■ TASK DESCRIPTION ■
Identify every line in the records below that contains the word "JSON", and copy each of those lines.

■ GIVEN ENTRIES ■
◆ ◆ ◆ ◆

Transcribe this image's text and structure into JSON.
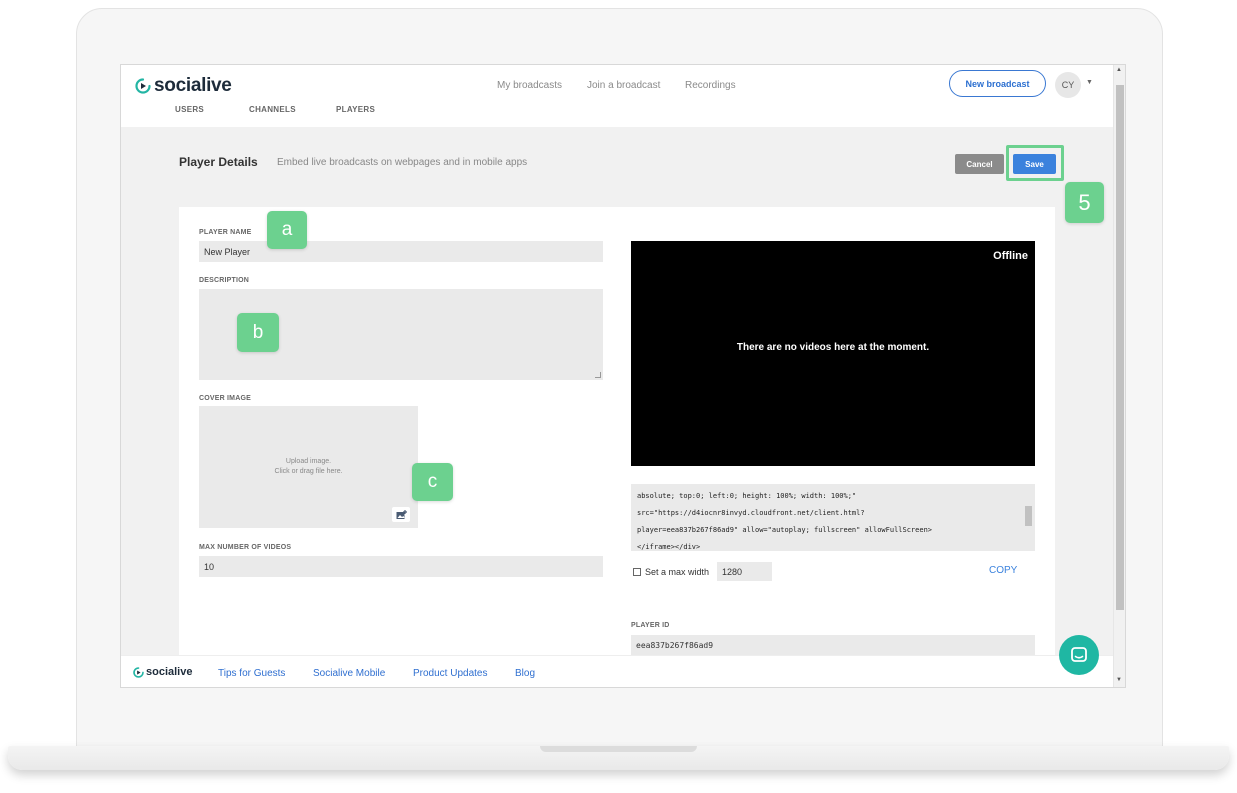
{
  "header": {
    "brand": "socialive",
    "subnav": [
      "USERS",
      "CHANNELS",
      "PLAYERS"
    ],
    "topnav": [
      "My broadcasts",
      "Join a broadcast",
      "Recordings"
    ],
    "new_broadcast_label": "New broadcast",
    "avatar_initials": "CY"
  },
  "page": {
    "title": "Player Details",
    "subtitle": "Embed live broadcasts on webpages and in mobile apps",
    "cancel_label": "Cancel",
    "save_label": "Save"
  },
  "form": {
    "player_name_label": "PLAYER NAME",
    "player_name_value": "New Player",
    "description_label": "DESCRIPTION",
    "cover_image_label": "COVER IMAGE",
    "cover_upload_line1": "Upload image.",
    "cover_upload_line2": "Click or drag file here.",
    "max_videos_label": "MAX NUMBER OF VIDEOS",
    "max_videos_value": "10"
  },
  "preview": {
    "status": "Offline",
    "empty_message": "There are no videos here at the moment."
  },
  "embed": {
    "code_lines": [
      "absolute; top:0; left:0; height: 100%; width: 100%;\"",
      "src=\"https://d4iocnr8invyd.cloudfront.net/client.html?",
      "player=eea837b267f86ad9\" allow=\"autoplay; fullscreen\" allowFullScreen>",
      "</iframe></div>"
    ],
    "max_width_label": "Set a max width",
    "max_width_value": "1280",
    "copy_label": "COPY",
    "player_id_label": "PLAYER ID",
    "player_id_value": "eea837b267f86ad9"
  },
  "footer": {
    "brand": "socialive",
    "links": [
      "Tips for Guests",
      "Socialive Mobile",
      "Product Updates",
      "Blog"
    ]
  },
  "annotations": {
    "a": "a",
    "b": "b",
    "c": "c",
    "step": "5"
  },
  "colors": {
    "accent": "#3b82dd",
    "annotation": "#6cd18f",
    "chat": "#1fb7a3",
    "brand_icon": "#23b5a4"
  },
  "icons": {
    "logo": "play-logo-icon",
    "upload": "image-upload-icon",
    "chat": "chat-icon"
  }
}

◆ ◆ ◆ ◆

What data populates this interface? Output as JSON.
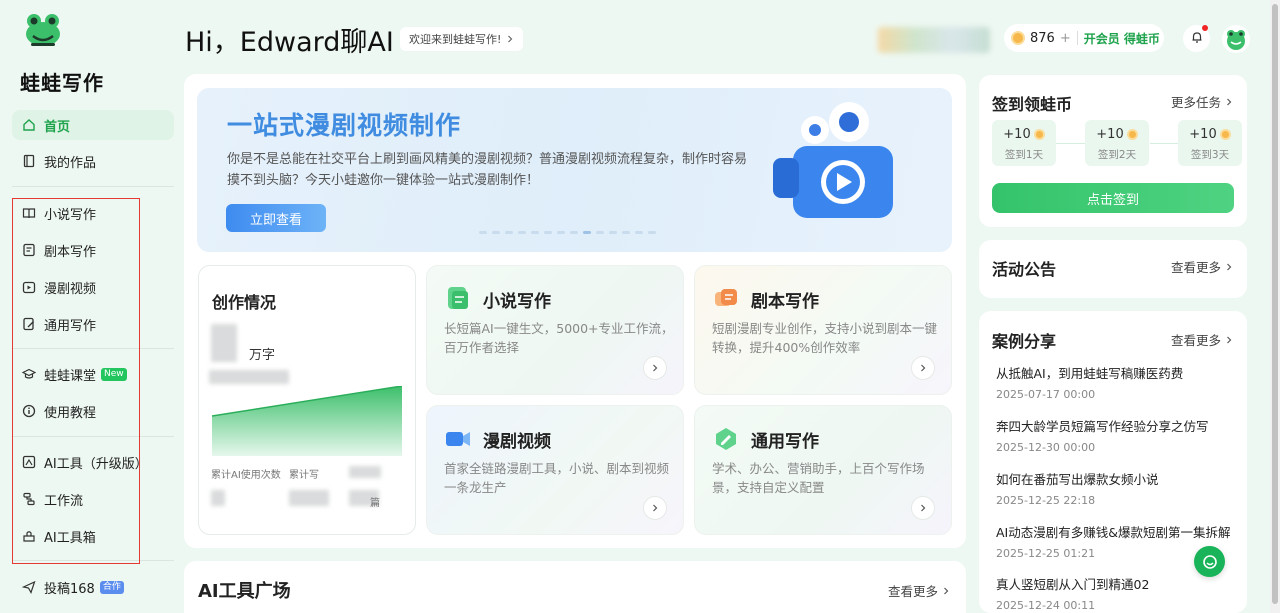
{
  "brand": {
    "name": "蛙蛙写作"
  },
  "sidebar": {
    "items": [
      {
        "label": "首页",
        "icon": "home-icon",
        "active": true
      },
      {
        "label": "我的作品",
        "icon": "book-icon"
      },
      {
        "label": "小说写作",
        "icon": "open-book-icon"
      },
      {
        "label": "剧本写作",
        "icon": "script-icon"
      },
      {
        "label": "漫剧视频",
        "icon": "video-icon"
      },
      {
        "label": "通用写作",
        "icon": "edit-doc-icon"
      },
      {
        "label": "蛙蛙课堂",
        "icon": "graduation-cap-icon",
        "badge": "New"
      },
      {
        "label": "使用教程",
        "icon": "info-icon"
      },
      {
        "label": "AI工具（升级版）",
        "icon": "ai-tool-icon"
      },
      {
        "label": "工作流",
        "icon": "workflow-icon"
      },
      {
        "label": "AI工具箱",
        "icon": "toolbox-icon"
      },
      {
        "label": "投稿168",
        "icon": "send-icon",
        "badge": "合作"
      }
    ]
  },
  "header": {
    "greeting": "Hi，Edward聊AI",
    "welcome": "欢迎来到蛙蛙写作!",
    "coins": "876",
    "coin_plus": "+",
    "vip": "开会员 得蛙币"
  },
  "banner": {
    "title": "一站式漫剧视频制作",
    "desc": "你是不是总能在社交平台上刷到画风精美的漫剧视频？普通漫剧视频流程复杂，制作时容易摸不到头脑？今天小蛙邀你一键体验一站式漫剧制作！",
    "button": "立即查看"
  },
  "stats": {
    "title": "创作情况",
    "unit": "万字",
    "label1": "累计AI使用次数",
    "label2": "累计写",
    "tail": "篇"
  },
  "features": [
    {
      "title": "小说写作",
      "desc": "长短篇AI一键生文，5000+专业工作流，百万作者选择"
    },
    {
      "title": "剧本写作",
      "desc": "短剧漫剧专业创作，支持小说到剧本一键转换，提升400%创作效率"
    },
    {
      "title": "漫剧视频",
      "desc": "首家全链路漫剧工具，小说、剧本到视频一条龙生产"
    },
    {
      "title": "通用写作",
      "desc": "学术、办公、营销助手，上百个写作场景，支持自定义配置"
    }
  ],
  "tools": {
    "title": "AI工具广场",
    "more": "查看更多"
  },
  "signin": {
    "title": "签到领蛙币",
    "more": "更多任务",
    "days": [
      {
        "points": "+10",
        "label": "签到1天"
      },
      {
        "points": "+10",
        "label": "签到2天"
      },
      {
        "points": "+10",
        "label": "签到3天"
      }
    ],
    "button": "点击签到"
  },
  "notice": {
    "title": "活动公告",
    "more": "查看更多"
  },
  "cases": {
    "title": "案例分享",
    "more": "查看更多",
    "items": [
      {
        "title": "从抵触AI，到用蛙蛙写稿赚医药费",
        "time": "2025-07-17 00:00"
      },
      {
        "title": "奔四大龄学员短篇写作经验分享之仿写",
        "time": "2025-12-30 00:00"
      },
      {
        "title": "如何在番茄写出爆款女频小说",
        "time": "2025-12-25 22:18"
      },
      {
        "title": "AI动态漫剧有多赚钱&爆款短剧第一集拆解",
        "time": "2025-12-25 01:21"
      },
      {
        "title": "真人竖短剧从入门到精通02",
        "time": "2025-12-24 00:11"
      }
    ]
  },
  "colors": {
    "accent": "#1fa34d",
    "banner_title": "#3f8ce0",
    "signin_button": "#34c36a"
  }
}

◆ ◆ ◆ ◆

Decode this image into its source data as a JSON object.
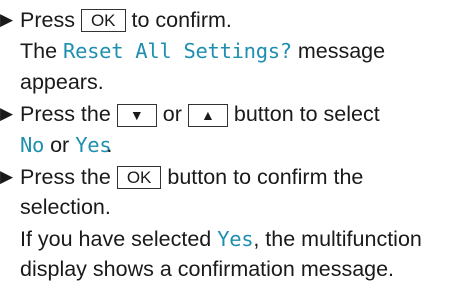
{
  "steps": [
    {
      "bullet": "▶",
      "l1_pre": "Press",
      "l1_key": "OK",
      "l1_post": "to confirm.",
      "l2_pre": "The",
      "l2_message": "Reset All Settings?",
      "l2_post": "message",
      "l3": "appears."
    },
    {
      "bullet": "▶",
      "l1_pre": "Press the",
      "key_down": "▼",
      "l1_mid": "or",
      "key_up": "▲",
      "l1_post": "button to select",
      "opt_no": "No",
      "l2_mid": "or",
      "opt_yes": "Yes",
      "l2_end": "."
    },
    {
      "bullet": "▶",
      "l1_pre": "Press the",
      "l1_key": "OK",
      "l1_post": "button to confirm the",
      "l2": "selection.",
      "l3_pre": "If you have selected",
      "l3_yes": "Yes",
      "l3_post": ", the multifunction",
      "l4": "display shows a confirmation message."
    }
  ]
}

◆ ◆ ◆ ◆

■ THE ANSWER ■
Transcribe this image's text and structure into JSON.
What data populates this interface? Output as JSON.
Decode this image into its source data as a JSON object.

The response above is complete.